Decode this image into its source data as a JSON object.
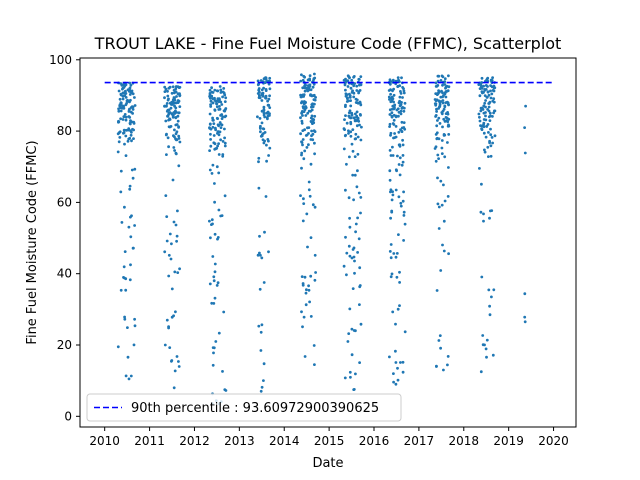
{
  "chart_data": {
    "type": "scatter",
    "title": "TROUT LAKE - Fine Fuel Moisture Code (FFMC), Scatterplot",
    "xlabel": "Date",
    "ylabel": "Fine Fuel Moisture Code (FFMC)",
    "xlim": [
      2009.45,
      2020.5
    ],
    "ylim": [
      -3,
      100.5
    ],
    "x_ticks": [
      2010,
      2011,
      2012,
      2013,
      2014,
      2015,
      2016,
      2017,
      2018,
      2019,
      2020
    ],
    "y_ticks": [
      0,
      20,
      40,
      60,
      80,
      100
    ],
    "point_color": "#1f77b4",
    "reference_line": {
      "label": "90th percentile : 93.60972900390625",
      "value": 93.60972900390625,
      "x_range": [
        2010,
        2020
      ],
      "color": "#0000ff",
      "style": "dashed"
    },
    "legend_position": "lower-left",
    "seasons": [
      {
        "year": 2010,
        "x_start": 2010.3,
        "x_end": 2010.68,
        "points": 150,
        "min": 10.5,
        "max": 93.5,
        "low_share": 0.25
      },
      {
        "year": 2011,
        "x_start": 2011.33,
        "x_end": 2011.68,
        "points": 140,
        "min": 8,
        "max": 92.5,
        "low_share": 0.25
      },
      {
        "year": 2012,
        "x_start": 2012.33,
        "x_end": 2012.7,
        "points": 150,
        "min": 3.5,
        "max": 92.5,
        "low_share": 0.3
      },
      {
        "year": 2013,
        "x_start": 2013.4,
        "x_end": 2013.68,
        "points": 105,
        "min": 7,
        "max": 95,
        "low_share": 0.2
      },
      {
        "year": 2014,
        "x_start": 2014.36,
        "x_end": 2014.7,
        "points": 155,
        "min": 14.5,
        "max": 96,
        "low_share": 0.22
      },
      {
        "year": 2015,
        "x_start": 2015.33,
        "x_end": 2015.72,
        "points": 160,
        "min": 7.5,
        "max": 95.5,
        "low_share": 0.25
      },
      {
        "year": 2016,
        "x_start": 2016.33,
        "x_end": 2016.7,
        "points": 160,
        "min": 9,
        "max": 95,
        "low_share": 0.25
      },
      {
        "year": 2017,
        "x_start": 2017.36,
        "x_end": 2017.68,
        "points": 130,
        "min": 13,
        "max": 95.5,
        "low_share": 0.18
      },
      {
        "year": 2018,
        "x_start": 2018.33,
        "x_end": 2018.7,
        "points": 130,
        "min": 12.5,
        "max": 95,
        "low_share": 0.22
      },
      {
        "year": 2019,
        "x_start": 2019.33,
        "x_end": 2019.38,
        "points": 6,
        "min": 26.5,
        "max": 87,
        "low_share": 0.3
      }
    ]
  }
}
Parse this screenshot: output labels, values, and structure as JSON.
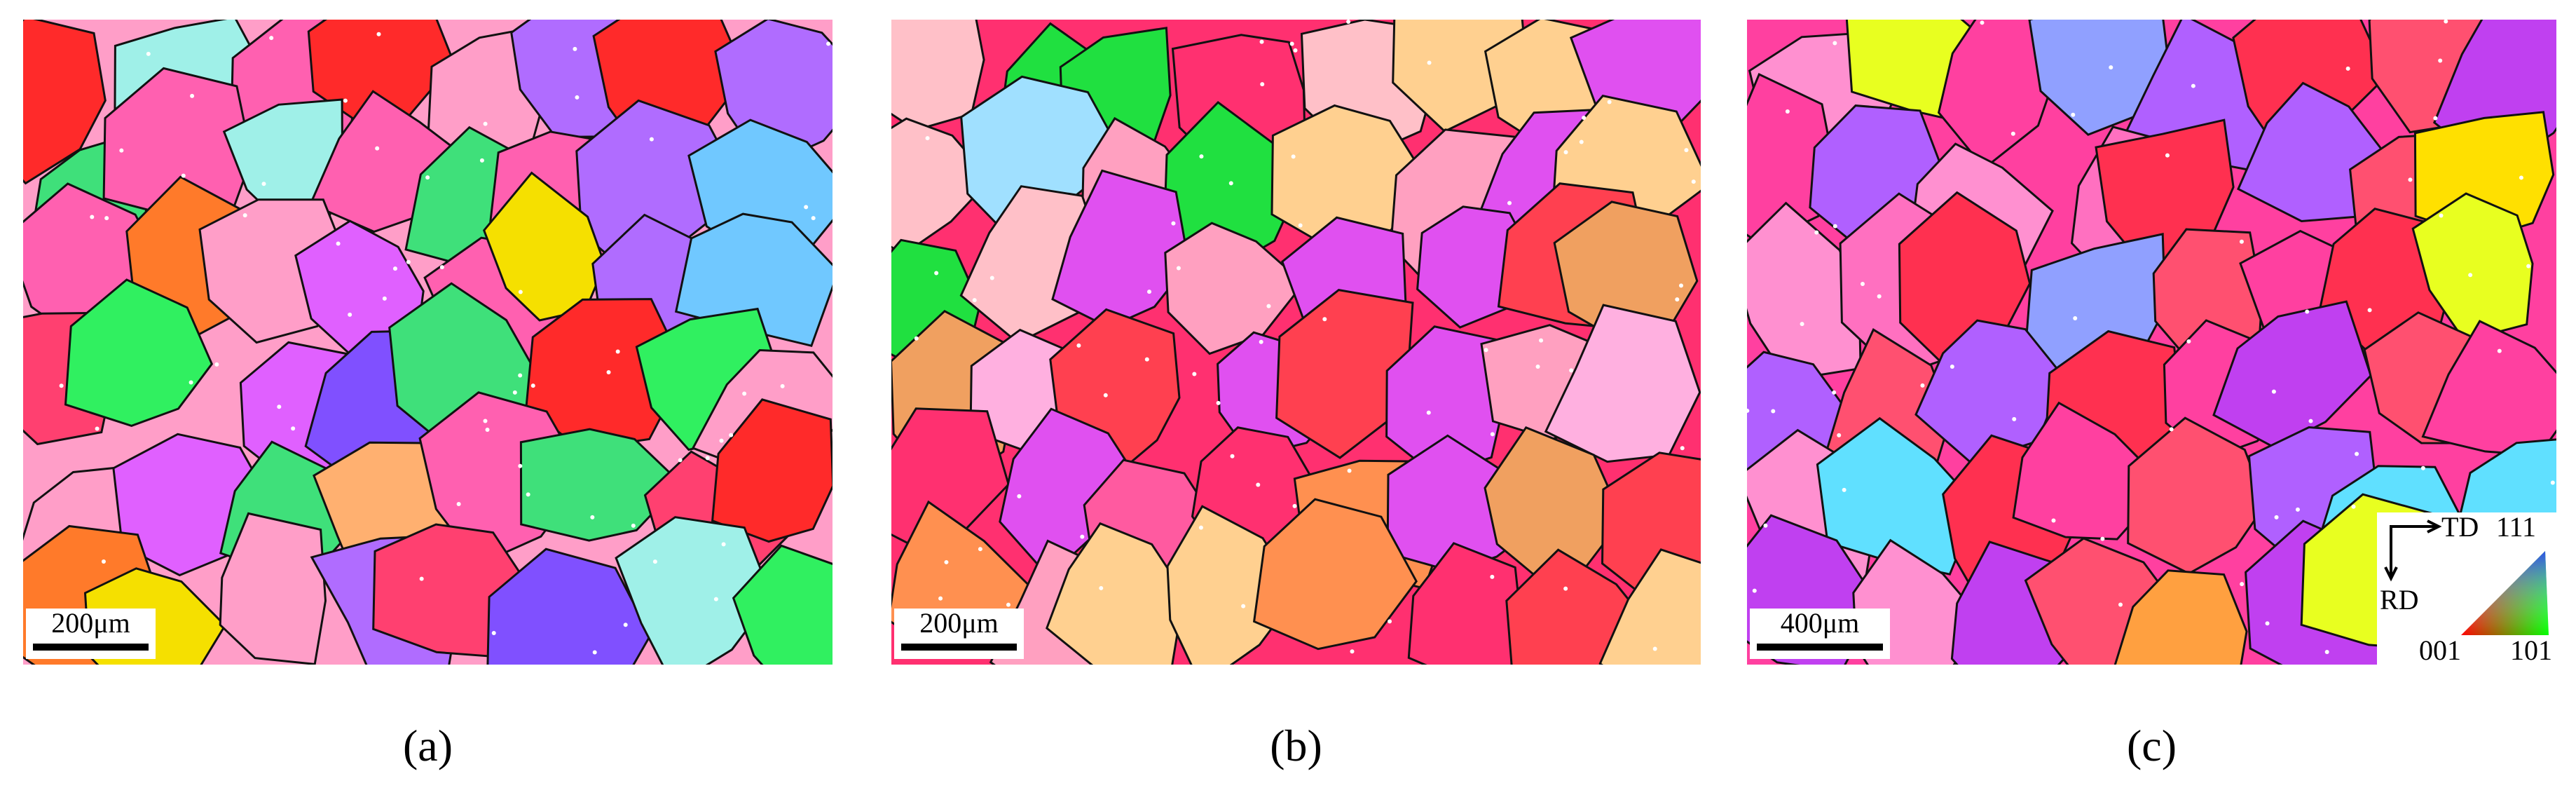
{
  "panels": [
    {
      "label": "(a)",
      "scale_bar": "200μm"
    },
    {
      "label": "(b)",
      "scale_bar": "200μm"
    },
    {
      "label": "(c)",
      "scale_bar": "400μm"
    }
  ],
  "legend": {
    "td": "TD",
    "rd": "RD",
    "corner_top": "111",
    "corner_left": "001",
    "corner_right": "101"
  }
}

> [PROBLEM REQUIREMENTS] Beginning with the line that holds "Parse this screenshot: output" and ending with the last line of the material above, extract every line exactly, pictures excluded.

> [SOLUTION FOR THIS EXERCISE]
Parse this screenshot: output labels, values, and structure as JSON.
{
  "panels": [
    {
      "label": "(a)",
      "scale_bar": "200μm"
    },
    {
      "label": "(b)",
      "scale_bar": "200μm"
    },
    {
      "label": "(c)",
      "scale_bar": "400μm"
    }
  ],
  "legend": {
    "td": "TD",
    "rd": "RD",
    "corner_top": "111",
    "corner_left": "001",
    "corner_right": "101"
  }
}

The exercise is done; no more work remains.